* Your goal: For each line of the data below that holds "this", copy the line.

* Records supplied:
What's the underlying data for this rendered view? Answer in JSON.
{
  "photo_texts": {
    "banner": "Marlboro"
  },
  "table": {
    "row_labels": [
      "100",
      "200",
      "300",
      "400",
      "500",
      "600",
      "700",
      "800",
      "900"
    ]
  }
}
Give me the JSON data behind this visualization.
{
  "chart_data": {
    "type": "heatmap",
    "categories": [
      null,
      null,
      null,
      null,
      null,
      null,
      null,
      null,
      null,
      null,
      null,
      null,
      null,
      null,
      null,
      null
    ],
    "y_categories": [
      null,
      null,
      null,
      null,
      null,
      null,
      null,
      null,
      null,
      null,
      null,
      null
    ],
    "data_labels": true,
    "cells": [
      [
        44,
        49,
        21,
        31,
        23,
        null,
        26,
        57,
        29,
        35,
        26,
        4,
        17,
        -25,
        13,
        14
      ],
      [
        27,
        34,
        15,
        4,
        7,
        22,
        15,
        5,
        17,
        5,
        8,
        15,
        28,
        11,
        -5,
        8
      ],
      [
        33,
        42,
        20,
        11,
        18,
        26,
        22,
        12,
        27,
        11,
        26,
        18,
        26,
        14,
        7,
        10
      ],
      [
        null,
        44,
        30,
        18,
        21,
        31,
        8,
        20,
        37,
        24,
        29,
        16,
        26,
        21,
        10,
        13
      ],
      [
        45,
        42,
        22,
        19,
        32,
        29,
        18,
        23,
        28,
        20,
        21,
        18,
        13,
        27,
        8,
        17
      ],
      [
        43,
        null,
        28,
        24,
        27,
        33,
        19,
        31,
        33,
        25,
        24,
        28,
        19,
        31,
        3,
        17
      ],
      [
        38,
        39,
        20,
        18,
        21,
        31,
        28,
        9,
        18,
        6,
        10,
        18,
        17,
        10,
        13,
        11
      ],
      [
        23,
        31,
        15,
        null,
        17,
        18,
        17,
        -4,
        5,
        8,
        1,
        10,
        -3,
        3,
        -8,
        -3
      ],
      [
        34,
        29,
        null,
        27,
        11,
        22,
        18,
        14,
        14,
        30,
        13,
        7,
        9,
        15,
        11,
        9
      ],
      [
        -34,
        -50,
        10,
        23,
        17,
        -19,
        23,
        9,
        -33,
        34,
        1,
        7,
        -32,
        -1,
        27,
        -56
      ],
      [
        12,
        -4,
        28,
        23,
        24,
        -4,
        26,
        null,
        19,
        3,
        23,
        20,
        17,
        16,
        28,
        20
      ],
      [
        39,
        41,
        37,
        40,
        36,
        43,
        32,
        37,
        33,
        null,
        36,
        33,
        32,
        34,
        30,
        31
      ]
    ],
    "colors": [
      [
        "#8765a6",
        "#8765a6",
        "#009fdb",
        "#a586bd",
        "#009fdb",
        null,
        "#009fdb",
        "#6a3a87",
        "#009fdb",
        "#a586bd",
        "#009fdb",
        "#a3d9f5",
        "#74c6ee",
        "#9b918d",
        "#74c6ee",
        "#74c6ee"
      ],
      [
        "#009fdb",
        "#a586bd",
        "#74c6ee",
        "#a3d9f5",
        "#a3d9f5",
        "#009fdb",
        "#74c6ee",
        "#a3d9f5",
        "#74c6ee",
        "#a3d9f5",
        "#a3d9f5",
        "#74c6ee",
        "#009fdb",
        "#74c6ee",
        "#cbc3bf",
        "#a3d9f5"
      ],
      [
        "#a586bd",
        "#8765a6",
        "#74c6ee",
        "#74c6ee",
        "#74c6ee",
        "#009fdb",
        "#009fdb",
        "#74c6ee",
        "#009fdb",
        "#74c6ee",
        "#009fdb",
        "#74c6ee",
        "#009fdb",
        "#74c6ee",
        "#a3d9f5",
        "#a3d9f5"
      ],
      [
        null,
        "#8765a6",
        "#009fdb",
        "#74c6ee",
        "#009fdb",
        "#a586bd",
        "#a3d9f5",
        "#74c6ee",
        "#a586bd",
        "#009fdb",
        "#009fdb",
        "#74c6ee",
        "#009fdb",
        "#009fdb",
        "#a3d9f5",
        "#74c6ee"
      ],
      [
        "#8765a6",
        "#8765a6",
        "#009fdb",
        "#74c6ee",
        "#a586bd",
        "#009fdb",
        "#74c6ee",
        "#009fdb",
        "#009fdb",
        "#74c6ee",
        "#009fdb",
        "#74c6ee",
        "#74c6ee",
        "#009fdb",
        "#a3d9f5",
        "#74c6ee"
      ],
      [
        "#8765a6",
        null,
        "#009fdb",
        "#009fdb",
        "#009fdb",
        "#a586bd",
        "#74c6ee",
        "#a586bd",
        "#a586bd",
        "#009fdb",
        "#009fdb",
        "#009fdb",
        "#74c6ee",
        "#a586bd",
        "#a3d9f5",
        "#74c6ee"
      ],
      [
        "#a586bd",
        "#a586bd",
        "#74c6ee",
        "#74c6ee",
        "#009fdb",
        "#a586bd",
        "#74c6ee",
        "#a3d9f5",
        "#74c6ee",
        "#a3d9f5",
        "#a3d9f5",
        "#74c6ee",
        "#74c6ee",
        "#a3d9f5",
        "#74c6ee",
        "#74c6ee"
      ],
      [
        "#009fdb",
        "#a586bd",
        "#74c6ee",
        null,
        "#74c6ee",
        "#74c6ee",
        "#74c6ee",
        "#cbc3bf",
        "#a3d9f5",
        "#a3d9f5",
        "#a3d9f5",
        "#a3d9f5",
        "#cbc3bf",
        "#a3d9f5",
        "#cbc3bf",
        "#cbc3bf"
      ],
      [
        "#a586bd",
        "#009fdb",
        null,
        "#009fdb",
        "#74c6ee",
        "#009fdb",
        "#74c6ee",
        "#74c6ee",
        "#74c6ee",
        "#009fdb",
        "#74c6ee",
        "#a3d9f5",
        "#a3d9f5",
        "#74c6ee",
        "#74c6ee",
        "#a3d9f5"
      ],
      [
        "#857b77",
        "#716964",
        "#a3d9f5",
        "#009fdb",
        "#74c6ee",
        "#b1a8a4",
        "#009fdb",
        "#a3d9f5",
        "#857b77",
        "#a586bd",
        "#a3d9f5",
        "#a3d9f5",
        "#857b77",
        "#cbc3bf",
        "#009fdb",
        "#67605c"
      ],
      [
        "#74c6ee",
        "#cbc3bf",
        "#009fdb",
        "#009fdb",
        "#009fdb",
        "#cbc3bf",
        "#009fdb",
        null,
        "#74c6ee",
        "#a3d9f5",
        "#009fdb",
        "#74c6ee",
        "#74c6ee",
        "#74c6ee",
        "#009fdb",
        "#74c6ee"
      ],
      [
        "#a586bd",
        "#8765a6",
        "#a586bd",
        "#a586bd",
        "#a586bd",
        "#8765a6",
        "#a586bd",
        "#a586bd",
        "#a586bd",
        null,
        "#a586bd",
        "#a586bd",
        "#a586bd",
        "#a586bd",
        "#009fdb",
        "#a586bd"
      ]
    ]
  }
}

* The response:
What's the underlying data for this rendered view? Answer in JSON.
Give me the JSON data behind this visualization.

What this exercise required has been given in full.